DIRECTION 1 ▸
Answer these questions from the passage on fat loss and muscle gain:
(a) By what number does the passage multiply body weight in pounds to estimate caloric maintenance?
(b) About what size of deficit did Huovinen's research find let male athletes lose fat without significant drops in testosterone or performance?
(c) How many pounds of muscle per year can an advanced lifter realistically expect to gain?
DIRECTION 2 ▸ Pick up the passage on fat loss and muscle gain after its final sentence and extend it.

PASSAGE GIVEN ▸
If you're fairly lean and muscular, two pounds per week is a realistic, sustainable goal. Pushing for faster fat loss is more likely to lead to muscle loss and a fat-loss plateau.
A basic dietary approach is to take your body weight (pounds) x 15 to find your caloric maintenance. If you weigh 200 pounds, your daily calories will be roughly 3000. This number estimates the calories you'd consume to maintain your current physique.
A 20-30% deficit is a good place to start. Research by Huovinen found that male athletes successfully lose fat without significant decreases in testosterone or drops in performance with about a 25% deficit. Start with a 20% deficit, track your progress, and cap your deficit at 30% if you plateau.
Unless you've been eating like an 11-year-old girl, 20-30% should be a steep-enough calorie deficit to help you drop 1-2 pounds per week. Need a detailed plan? Check out this aggressive diet.
It takes much longer to build muscle than it does to lose fat. You can lose pounds of fat in weeks. Gaining appreciable mass takes months and years.
Here's a helpful chart from researcher Alan Aragon covering the maximum amount of drug-free mass you can expect to build:
- Beginner: 1 to 1.5% total body weight per month
- Intermediate: .5 to 1% total body weight per month
- Advanced: .25 to .5% total body weight per month
If you're a beginner, 1.5 to 2.5 pounds per month of lean muscle mass is the upper limit of how much muscle you can build. This comes out to 12 to 25 pounds of muscle in a year.
If you're an intermediate lifter, meaning you've added significant strength and size already, fast results would be .75 to 1.5 pounds of muscle per month. This comes out to 6 to 12 pounds in a year.
If you're advanced and have spent years training hard, you're realistically looking at .25 to .75 pounds of muscle per month, or 3-6 pounds of muscle over a year, likely on the lower side.
Many lifters have unrealistic expectations of how fast they can get results. Or they compare the effectiveness of their training and diet to how fast they used to make progress in the gym. Both are pitfalls that relegate you to information overload and feeling helpless with your training.
The best option? Set your goal weight and reverse engineer how long it may take to get there. Drop the mini-cuts and every facet of fitness that doesn't help you add mass until you reach your goal.
Base your expectations on physiology so you don't mess up your psychology.
Radical objective feedback is the "secret" to building a great body. Whether you're doing a show and receiving feedback from judges or have a skilled coach, you need to hear the truth, no matter how upsetting it can be.

RECORDED INFORMATION ▸
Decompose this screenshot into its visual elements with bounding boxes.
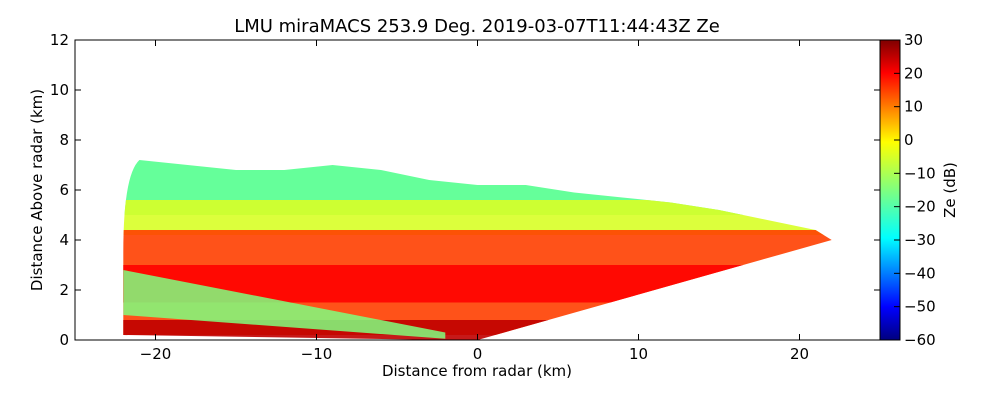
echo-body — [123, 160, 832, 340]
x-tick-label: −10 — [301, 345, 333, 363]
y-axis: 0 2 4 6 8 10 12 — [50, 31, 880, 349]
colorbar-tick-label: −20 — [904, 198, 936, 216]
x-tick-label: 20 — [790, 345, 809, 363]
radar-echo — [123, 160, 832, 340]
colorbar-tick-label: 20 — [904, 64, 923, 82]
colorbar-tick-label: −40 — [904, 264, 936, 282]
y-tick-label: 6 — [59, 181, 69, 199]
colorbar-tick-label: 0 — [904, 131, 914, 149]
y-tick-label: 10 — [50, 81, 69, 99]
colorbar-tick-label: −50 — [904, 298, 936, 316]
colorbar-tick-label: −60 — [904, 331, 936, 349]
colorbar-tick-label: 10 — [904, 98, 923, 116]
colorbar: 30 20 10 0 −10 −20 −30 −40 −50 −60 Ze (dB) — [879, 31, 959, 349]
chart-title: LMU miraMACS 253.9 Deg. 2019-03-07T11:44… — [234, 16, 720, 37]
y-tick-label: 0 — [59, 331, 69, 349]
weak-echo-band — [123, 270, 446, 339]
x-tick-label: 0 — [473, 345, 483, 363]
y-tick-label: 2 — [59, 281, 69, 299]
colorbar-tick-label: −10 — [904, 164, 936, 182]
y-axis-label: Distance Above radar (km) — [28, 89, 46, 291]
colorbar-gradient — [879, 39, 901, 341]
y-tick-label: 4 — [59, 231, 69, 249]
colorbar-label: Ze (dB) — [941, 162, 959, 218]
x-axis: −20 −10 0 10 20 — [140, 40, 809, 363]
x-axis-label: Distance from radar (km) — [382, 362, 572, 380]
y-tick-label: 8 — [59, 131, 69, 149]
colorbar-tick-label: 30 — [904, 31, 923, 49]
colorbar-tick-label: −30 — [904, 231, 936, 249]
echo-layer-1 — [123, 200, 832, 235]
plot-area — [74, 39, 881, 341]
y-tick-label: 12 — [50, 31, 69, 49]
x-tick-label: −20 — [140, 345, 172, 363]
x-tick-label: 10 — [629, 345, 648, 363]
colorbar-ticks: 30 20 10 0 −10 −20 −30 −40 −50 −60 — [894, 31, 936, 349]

* * *

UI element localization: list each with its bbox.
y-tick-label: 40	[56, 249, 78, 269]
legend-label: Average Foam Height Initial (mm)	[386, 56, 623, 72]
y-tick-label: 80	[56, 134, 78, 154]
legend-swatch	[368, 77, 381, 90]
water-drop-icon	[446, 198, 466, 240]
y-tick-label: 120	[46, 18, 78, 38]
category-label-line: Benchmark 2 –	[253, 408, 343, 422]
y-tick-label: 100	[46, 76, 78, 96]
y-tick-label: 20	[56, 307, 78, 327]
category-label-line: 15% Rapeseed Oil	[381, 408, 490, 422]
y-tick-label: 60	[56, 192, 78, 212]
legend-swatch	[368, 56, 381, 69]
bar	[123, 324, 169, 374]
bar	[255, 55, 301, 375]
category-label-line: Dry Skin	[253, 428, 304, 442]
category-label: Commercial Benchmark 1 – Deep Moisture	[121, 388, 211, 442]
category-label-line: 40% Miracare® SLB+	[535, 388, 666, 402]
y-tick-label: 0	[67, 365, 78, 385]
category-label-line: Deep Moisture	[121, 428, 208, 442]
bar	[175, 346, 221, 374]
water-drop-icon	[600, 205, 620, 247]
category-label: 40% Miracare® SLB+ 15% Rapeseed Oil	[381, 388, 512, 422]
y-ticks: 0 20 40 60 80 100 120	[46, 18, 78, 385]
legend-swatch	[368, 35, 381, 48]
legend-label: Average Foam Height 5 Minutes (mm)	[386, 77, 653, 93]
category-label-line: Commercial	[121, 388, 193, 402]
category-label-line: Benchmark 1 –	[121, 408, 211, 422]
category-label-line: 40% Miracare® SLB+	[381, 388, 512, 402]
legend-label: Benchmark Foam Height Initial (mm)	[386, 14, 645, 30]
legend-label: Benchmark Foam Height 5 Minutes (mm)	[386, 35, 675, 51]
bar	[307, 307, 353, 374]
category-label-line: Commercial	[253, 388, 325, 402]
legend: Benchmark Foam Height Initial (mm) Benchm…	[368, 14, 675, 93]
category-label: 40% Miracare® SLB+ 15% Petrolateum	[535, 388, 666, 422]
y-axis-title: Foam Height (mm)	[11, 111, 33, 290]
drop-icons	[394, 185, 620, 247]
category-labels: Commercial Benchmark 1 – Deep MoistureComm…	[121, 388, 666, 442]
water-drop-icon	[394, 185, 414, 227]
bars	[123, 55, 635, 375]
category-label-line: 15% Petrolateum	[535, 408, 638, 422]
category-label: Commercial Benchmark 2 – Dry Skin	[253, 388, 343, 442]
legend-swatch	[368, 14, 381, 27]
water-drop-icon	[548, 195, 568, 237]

...

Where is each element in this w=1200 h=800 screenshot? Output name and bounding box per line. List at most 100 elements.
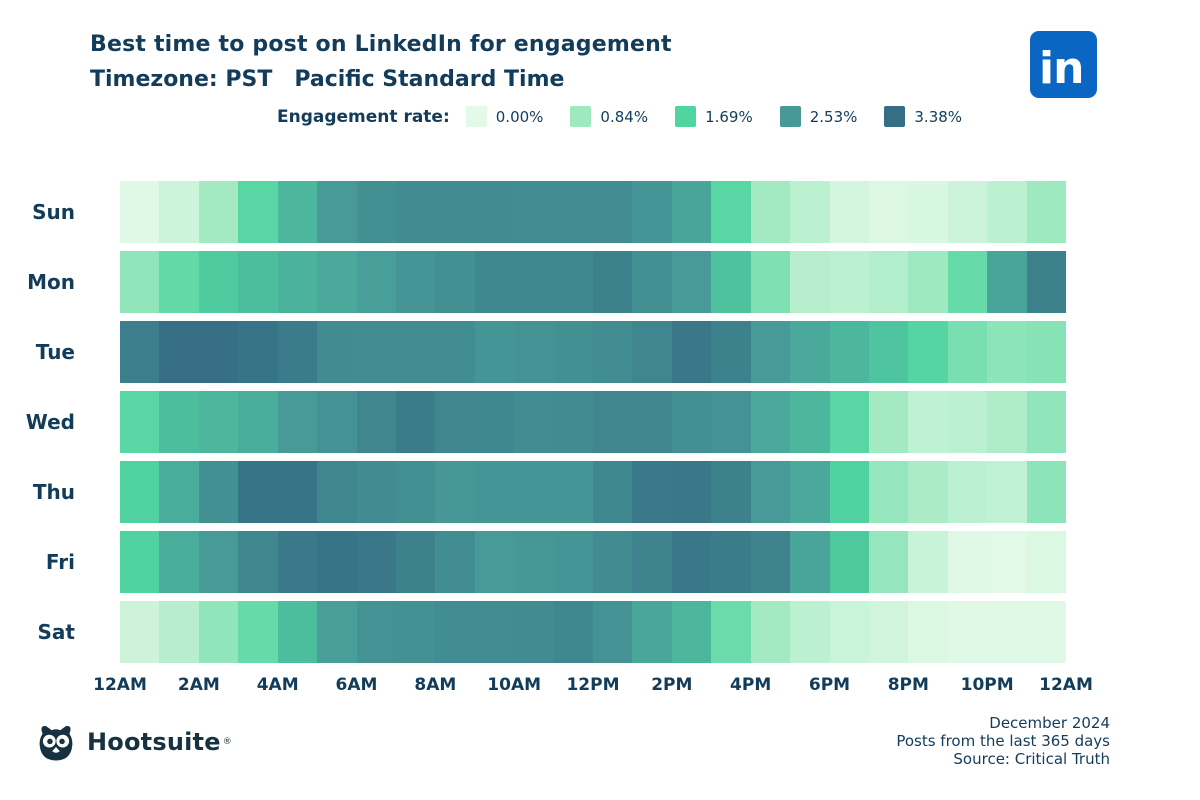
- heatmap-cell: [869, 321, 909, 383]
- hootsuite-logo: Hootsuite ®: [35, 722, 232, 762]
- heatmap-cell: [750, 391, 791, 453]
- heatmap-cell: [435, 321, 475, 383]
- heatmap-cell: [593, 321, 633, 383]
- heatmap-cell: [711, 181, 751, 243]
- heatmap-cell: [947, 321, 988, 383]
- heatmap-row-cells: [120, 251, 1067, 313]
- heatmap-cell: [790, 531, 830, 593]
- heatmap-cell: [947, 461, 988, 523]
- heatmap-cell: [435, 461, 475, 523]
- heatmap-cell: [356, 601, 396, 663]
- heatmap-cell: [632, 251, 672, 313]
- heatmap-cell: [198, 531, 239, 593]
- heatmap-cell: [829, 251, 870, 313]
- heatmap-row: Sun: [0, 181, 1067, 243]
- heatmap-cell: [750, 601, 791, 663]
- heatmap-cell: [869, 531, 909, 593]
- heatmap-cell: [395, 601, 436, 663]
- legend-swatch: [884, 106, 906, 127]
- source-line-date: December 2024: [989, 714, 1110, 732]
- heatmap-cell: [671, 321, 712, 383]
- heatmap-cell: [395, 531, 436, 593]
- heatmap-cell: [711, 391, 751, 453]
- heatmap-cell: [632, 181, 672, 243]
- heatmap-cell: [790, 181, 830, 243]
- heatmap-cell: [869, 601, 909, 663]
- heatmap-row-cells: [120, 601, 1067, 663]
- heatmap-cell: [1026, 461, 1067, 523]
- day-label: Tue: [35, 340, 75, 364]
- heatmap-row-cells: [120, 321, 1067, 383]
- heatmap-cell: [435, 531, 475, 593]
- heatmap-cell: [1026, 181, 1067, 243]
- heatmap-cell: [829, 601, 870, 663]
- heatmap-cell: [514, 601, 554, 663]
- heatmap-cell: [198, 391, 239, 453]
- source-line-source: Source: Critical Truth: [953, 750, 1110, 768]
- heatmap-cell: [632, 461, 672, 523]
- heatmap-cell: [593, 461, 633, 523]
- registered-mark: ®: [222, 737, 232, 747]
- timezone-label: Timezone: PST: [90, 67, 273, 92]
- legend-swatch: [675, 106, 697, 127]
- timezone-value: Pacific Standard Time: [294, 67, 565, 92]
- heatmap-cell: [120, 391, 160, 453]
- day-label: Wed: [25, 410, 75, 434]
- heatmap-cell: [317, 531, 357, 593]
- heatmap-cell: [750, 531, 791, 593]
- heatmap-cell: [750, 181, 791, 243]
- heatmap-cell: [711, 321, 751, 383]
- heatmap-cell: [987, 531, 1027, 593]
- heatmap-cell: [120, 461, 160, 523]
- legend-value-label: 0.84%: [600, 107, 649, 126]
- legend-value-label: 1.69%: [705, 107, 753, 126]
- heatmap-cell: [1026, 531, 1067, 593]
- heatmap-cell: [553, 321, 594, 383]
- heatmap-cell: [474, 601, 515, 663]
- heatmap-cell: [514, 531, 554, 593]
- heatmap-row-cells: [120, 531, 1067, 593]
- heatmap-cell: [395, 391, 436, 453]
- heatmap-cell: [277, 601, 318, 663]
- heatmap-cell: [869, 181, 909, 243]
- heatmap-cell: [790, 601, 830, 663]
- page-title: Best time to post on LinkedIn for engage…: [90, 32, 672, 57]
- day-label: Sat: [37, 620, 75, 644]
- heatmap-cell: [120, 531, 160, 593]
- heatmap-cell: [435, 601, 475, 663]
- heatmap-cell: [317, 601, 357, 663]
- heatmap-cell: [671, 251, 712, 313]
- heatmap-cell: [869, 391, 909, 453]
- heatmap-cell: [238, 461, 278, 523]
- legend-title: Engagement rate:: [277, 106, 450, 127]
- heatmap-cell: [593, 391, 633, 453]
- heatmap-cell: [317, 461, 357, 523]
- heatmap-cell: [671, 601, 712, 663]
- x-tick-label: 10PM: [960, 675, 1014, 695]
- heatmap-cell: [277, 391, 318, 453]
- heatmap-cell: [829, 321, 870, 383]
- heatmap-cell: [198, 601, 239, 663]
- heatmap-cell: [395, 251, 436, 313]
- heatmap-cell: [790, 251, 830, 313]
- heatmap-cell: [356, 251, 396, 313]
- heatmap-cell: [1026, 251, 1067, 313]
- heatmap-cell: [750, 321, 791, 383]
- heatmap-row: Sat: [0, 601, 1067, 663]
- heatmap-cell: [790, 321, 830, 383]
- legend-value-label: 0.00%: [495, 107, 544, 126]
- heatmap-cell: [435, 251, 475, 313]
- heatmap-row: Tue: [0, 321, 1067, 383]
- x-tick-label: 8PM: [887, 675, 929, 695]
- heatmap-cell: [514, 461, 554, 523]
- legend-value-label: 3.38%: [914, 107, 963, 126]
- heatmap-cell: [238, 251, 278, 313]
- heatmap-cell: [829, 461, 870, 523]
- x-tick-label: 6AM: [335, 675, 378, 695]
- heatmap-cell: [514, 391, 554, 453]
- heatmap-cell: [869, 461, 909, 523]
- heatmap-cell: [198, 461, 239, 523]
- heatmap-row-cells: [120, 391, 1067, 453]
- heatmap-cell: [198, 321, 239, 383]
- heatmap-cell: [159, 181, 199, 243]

REPLY 1 ▸
(a) 15
(b) About 25%
(c) 3 to 6 pounds, likely on the lower side

REPLY 2 ▸
There are always parts of us that cling to the past. Unfortunately, the blinders of experience can prevent you from making the necessary changes to get where you want to go.
Nowhere is this as clear as lifters who follow the same workout they did in high school 40 years later... while obliterating their joints into sawdust.
Consider muscle growth and age. Adding 1-2 pounds per month is a great target, but you'll only hit the rates of "maximum muscle growth" if all aspects of your training, diet, and lifestyle are congruent with your goals.
This means you're sleeping 7-9 hours every night and actively reducing stress in your life. You're eating a calorie surplus of 10-20% every day and supplementing to grow. You're training hard, progressively overloading your body, and forcing muscle growth.
You can't blame a program or nutrition protocol for not working unless you're objectively following it to a T. We all have to swallow our pride and compare how invested we are to what we're doing.
Sometimes, we can't fully commit due to family, work, or social obligations. I get it. But without radical honesty and feedback, many people seek out novel tips and tricks when they actually need more consistency.
Success comes from the ruthless execution of the basics. Examine where you're falling short, whether it's training, recovery, or nutrition. You'll always fall short until you refine the foundational pillars that drive success.
People are irrational beings who make bad decisions. Some people are idiots, but most bad decisions come from falling into old habits and decision fatigue eroding your willpower.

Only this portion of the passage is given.